## Exercise instructions
Output a single figure: the number of lines in which the word "name" appears.

## Record set
◇ ◇ ◇ ◇ ◇ ◇ ◇
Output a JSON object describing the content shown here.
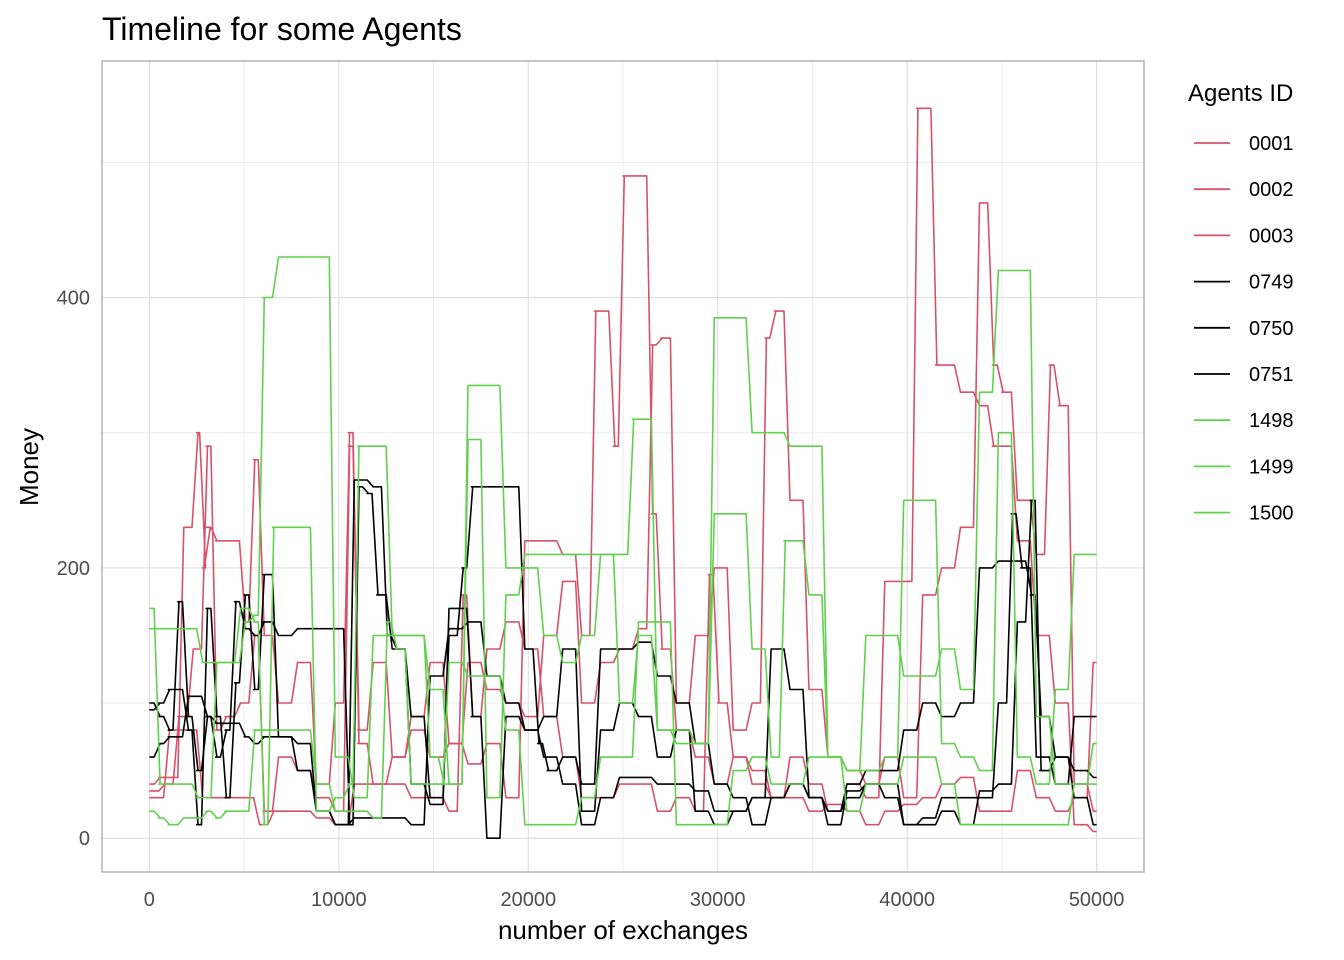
{
  "chart_data": {
    "type": "line",
    "title": "Timeline for some Agents",
    "xlabel": "number of exchanges",
    "ylabel": "Money",
    "xlim": [
      -2500,
      52500
    ],
    "ylim": [
      -25,
      575
    ],
    "x_ticks": [
      0,
      10000,
      20000,
      30000,
      40000,
      50000
    ],
    "y_ticks": [
      0,
      200,
      400
    ],
    "x_tick_labels": [
      "0",
      "10000",
      "20000",
      "30000",
      "40000",
      "50000"
    ],
    "y_tick_labels": [
      "0",
      "200",
      "400"
    ],
    "grid": true,
    "legend_position": "right",
    "legend_title": "Agents ID",
    "series": [
      {
        "name": "0001",
        "color": "#d6526b",
        "x": [
          0,
          500,
          1000,
          2000,
          2500,
          2800,
          3000,
          3500,
          4500,
          5000,
          5500,
          6000,
          7000,
          8000,
          9000,
          10000,
          10500,
          11000,
          12000,
          13000,
          14000,
          15000,
          16000,
          17000,
          18000,
          19000,
          20000,
          21000,
          22000,
          23000,
          23500,
          24000,
          24500,
          25000,
          26000,
          26500,
          27000,
          28000,
          29000,
          30000,
          31000,
          32000,
          33000,
          34000,
          35000,
          36000,
          37000,
          38000,
          39000,
          40000,
          40500,
          41000,
          41500,
          42000,
          43000,
          44000,
          44500,
          45000,
          46000,
          47000,
          48000,
          49000,
          50000
        ],
        "y": [
          40,
          45,
          45,
          230,
          300,
          200,
          230,
          220,
          220,
          160,
          280,
          150,
          100,
          130,
          40,
          100,
          300,
          80,
          130,
          60,
          90,
          130,
          70,
          55,
          70,
          30,
          220,
          220,
          210,
          150,
          390,
          390,
          290,
          490,
          490,
          240,
          140,
          80,
          60,
          40,
          60,
          50,
          30,
          60,
          40,
          20,
          40,
          30,
          190,
          190,
          540,
          540,
          350,
          350,
          330,
          320,
          290,
          290,
          220,
          150,
          100,
          10,
          5
        ]
      },
      {
        "name": "0002",
        "color": "#d6526b",
        "x": [
          0,
          1000,
          1500,
          2500,
          3000,
          3500,
          4000,
          5000,
          5500,
          6000,
          7000,
          8000,
          9000,
          10000,
          10500,
          11000,
          12000,
          13000,
          14000,
          15000,
          16000,
          17000,
          18000,
          19000,
          20000,
          21000,
          22000,
          23000,
          24000,
          25000,
          26000,
          26500,
          27000,
          28000,
          29000,
          30000,
          31000,
          32000,
          32500,
          33000,
          34000,
          35000,
          36000,
          37000,
          38000,
          39000,
          40000,
          41000,
          42000,
          43000,
          44000,
          44500,
          45000,
          46000,
          47000,
          47500,
          48000,
          49000,
          50000
        ],
        "y": [
          35,
          40,
          90,
          140,
          290,
          80,
          90,
          100,
          150,
          20,
          60,
          50,
          30,
          20,
          290,
          70,
          40,
          60,
          80,
          60,
          70,
          130,
          110,
          100,
          90,
          150,
          190,
          100,
          130,
          140,
          155,
          365,
          370,
          100,
          150,
          200,
          80,
          100,
          370,
          390,
          250,
          110,
          60,
          50,
          40,
          60,
          30,
          180,
          200,
          230,
          470,
          350,
          330,
          250,
          210,
          350,
          320,
          40,
          20
        ]
      },
      {
        "name": "0003",
        "color": "#d6526b",
        "x": [
          0,
          500,
          1000,
          2000,
          3000,
          4000,
          5000,
          6000,
          6500,
          7000,
          8000,
          9000,
          10000,
          11000,
          12000,
          13000,
          14000,
          15000,
          16000,
          16500,
          17000,
          18000,
          19000,
          20000,
          21000,
          22000,
          23000,
          24000,
          25000,
          26000,
          27000,
          28000,
          29000,
          29500,
          30000,
          31000,
          32000,
          33000,
          34000,
          35000,
          36000,
          37000,
          38000,
          39000,
          40000,
          41000,
          42000,
          43000,
          44000,
          45000,
          46000,
          47000,
          48000,
          49000,
          50000
        ],
        "y": [
          30,
          30,
          80,
          80,
          30,
          30,
          30,
          10,
          20,
          20,
          20,
          15,
          10,
          40,
          40,
          40,
          30,
          30,
          20,
          180,
          90,
          140,
          160,
          140,
          90,
          60,
          30,
          30,
          40,
          40,
          20,
          30,
          20,
          195,
          100,
          60,
          40,
          30,
          30,
          20,
          25,
          20,
          10,
          20,
          25,
          30,
          40,
          45,
          20,
          20,
          50,
          30,
          20,
          30,
          130
        ]
      },
      {
        "name": "0749",
        "color": "#000000",
        "x": [
          0,
          500,
          1000,
          1500,
          2000,
          2500,
          3000,
          3500,
          4000,
          4500,
          5000,
          5500,
          6000,
          7000,
          8000,
          9000,
          10000,
          10500,
          11000,
          11500,
          12000,
          13000,
          14000,
          15000,
          16000,
          16500,
          17000,
          18000,
          19000,
          20000,
          20500,
          21000,
          22000,
          23000,
          24000,
          25000,
          26000,
          27000,
          28000,
          29000,
          30000,
          31000,
          32000,
          33000,
          34000,
          35000,
          36000,
          37000,
          38000,
          39000,
          40000,
          41000,
          42000,
          43000,
          44000,
          45000,
          46000,
          46500,
          47000,
          48000,
          49000,
          50000
        ],
        "y": [
          100,
          90,
          80,
          175,
          90,
          50,
          90,
          60,
          80,
          175,
          155,
          150,
          160,
          150,
          155,
          155,
          155,
          10,
          260,
          255,
          180,
          140,
          90,
          30,
          150,
          200,
          260,
          260,
          260,
          140,
          70,
          50,
          60,
          40,
          140,
          140,
          145,
          120,
          100,
          70,
          40,
          30,
          10,
          30,
          40,
          30,
          20,
          40,
          50,
          50,
          80,
          100,
          90,
          100,
          200,
          205,
          205,
          180,
          90,
          60,
          50,
          45
        ]
      },
      {
        "name": "0750",
        "color": "#000000",
        "x": [
          0,
          500,
          1000,
          1500,
          2000,
          2500,
          3000,
          3500,
          4000,
          4500,
          5000,
          5500,
          6000,
          7000,
          8000,
          9000,
          10000,
          11000,
          12000,
          12500,
          13000,
          14000,
          15000,
          16000,
          16500,
          17000,
          18000,
          19000,
          20000,
          21000,
          22000,
          23000,
          24000,
          25000,
          26000,
          27000,
          28000,
          29000,
          30000,
          31000,
          32000,
          33000,
          34000,
          35000,
          36000,
          37000,
          38000,
          39000,
          40000,
          41000,
          42000,
          43000,
          44000,
          45000,
          45500,
          46000,
          47000,
          48000,
          49000,
          50000
        ],
        "y": [
          95,
          100,
          110,
          110,
          80,
          10,
          170,
          90,
          30,
          115,
          180,
          110,
          195,
          75,
          70,
          20,
          10,
          265,
          260,
          150,
          140,
          40,
          25,
          170,
          170,
          90,
          0,
          90,
          80,
          90,
          140,
          20,
          80,
          100,
          90,
          60,
          80,
          20,
          10,
          20,
          30,
          140,
          110,
          30,
          20,
          30,
          40,
          30,
          10,
          15,
          30,
          30,
          30,
          100,
          240,
          200,
          60,
          40,
          90,
          90
        ]
      },
      {
        "name": "0751",
        "color": "#000000",
        "x": [
          0,
          500,
          1000,
          1500,
          2000,
          2500,
          3000,
          3500,
          4000,
          4500,
          5000,
          5500,
          6000,
          7000,
          8000,
          9000,
          10000,
          11000,
          12000,
          13000,
          14000,
          15000,
          16000,
          17000,
          18000,
          19000,
          20000,
          21000,
          22000,
          23000,
          24000,
          25000,
          26000,
          27000,
          28000,
          29000,
          30000,
          31000,
          32000,
          33000,
          34000,
          35000,
          36000,
          37000,
          38000,
          39000,
          40000,
          41000,
          42000,
          43000,
          44000,
          45000,
          46000,
          46500,
          47000,
          48000,
          49000,
          50000
        ],
        "y": [
          60,
          70,
          75,
          75,
          105,
          105,
          90,
          85,
          85,
          85,
          75,
          70,
          75,
          75,
          50,
          20,
          10,
          15,
          15,
          15,
          10,
          120,
          155,
          160,
          120,
          100,
          80,
          60,
          40,
          10,
          30,
          45,
          45,
          40,
          40,
          35,
          20,
          20,
          30,
          30,
          40,
          30,
          10,
          35,
          40,
          40,
          10,
          10,
          20,
          10,
          35,
          40,
          160,
          250,
          50,
          60,
          30,
          10
        ]
      },
      {
        "name": "1498",
        "color": "#61d04f",
        "x": [
          0,
          500,
          1000,
          2000,
          2500,
          3000,
          3500,
          4000,
          4500,
          5000,
          5500,
          6000,
          7000,
          8000,
          9000,
          10000,
          11000,
          12000,
          13000,
          14000,
          15000,
          15500,
          16000,
          17000,
          18000,
          19000,
          20000,
          21000,
          22000,
          23000,
          24000,
          25000,
          25500,
          26000,
          27000,
          28000,
          29000,
          30000,
          31000,
          32000,
          33000,
          34000,
          35000,
          36000,
          37000,
          38000,
          39000,
          40000,
          41000,
          42000,
          43000,
          44000,
          45000,
          46000,
          47000,
          48000,
          49000,
          50000
        ],
        "y": [
          170,
          40,
          40,
          40,
          30,
          30,
          130,
          130,
          130,
          160,
          165,
          400,
          430,
          430,
          430,
          60,
          30,
          150,
          150,
          150,
          60,
          40,
          40,
          335,
          335,
          200,
          200,
          150,
          130,
          150,
          210,
          210,
          310,
          310,
          80,
          70,
          70,
          385,
          385,
          300,
          300,
          290,
          290,
          60,
          50,
          150,
          150,
          120,
          120,
          140,
          110,
          330,
          420,
          420,
          90,
          40,
          40,
          70
        ]
      },
      {
        "name": "1499",
        "color": "#61d04f",
        "x": [
          0,
          500,
          1000,
          2000,
          3000,
          4000,
          5000,
          5500,
          6000,
          6500,
          7000,
          8000,
          9000,
          10000,
          10500,
          11000,
          12000,
          13000,
          14000,
          15000,
          16000,
          17000,
          18000,
          19000,
          20000,
          21000,
          22000,
          23000,
          24000,
          25000,
          26000,
          27000,
          28000,
          29000,
          30000,
          31000,
          32000,
          33000,
          33500,
          34000,
          35000,
          36000,
          37000,
          38000,
          39000,
          40000,
          41000,
          42000,
          43000,
          44000,
          45000,
          46000,
          47000,
          48000,
          49000,
          50000
        ],
        "y": [
          155,
          155,
          155,
          155,
          130,
          130,
          170,
          160,
          10,
          230,
          230,
          230,
          20,
          30,
          40,
          290,
          290,
          150,
          150,
          110,
          40,
          295,
          30,
          180,
          210,
          210,
          210,
          210,
          210,
          100,
          150,
          80,
          80,
          70,
          240,
          240,
          140,
          60,
          220,
          220,
          180,
          60,
          50,
          50,
          60,
          250,
          250,
          70,
          60,
          50,
          300,
          60,
          40,
          110,
          210,
          210
        ]
      },
      {
        "name": "1500",
        "color": "#61d04f",
        "x": [
          0,
          500,
          1000,
          2000,
          2500,
          3000,
          3500,
          4000,
          5000,
          5500,
          6000,
          7000,
          8000,
          9000,
          10000,
          11000,
          12000,
          12500,
          13000,
          14000,
          15000,
          16000,
          17000,
          18000,
          19000,
          20000,
          21000,
          22000,
          23000,
          24000,
          25000,
          26000,
          27000,
          28000,
          29000,
          30000,
          31000,
          32000,
          33000,
          34000,
          35000,
          36000,
          37000,
          38000,
          39000,
          40000,
          41000,
          42000,
          43000,
          44000,
          45000,
          46000,
          47000,
          48000,
          49000,
          50000
        ],
        "y": [
          20,
          15,
          10,
          15,
          15,
          20,
          15,
          20,
          20,
          80,
          80,
          80,
          80,
          40,
          20,
          20,
          15,
          160,
          140,
          40,
          40,
          130,
          120,
          120,
          80,
          10,
          10,
          10,
          30,
          60,
          60,
          160,
          160,
          10,
          10,
          10,
          50,
          60,
          40,
          40,
          60,
          60,
          20,
          40,
          40,
          60,
          60,
          40,
          10,
          10,
          10,
          10,
          10,
          10,
          40,
          40
        ]
      }
    ]
  }
}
◇ ◇ ◇ ◇ ◇ ◇ ◇
## The response
9